- To be done -
Search the records for the word "content" and report each line that has it.

-- start of Provided material --

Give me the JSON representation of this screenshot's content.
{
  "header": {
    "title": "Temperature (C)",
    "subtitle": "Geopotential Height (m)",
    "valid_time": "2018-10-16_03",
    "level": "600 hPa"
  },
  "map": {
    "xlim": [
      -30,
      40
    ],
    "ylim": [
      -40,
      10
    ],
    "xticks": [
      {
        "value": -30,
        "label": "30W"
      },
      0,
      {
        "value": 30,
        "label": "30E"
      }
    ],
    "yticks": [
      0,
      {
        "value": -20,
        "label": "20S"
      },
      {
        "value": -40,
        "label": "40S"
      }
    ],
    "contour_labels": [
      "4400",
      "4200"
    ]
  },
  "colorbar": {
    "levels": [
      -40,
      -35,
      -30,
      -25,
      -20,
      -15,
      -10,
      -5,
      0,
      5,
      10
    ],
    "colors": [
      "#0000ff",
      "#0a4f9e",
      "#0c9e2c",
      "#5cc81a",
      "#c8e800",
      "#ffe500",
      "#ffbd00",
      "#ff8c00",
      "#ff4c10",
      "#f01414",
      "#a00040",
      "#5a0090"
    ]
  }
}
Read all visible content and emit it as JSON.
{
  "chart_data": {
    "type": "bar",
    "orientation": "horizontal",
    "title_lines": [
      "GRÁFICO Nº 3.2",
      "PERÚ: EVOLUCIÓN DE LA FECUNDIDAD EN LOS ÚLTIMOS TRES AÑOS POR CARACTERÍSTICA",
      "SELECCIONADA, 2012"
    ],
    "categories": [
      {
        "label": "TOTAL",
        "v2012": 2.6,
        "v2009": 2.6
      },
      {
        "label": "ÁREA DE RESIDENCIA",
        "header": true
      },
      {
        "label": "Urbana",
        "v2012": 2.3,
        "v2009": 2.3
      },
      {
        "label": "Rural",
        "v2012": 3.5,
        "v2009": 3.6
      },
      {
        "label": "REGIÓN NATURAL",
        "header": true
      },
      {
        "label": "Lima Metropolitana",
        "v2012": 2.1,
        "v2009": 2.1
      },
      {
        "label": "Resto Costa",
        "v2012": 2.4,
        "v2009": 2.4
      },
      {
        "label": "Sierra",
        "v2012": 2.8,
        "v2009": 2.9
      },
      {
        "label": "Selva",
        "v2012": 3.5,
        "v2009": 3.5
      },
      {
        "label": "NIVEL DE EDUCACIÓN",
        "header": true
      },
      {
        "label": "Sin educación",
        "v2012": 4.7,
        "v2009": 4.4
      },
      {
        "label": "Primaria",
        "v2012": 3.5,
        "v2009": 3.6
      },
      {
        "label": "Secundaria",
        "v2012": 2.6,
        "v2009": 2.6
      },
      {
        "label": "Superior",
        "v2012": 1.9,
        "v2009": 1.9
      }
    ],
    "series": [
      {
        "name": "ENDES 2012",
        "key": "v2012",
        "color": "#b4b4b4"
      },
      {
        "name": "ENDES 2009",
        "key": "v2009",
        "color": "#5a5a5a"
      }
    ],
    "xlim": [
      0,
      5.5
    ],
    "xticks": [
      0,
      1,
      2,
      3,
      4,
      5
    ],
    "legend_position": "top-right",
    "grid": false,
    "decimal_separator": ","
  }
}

-- end of Provided material --

- Task answer -
Give me the JSON representation of this screenshot's content.
Read all visible content and emit it as JSON.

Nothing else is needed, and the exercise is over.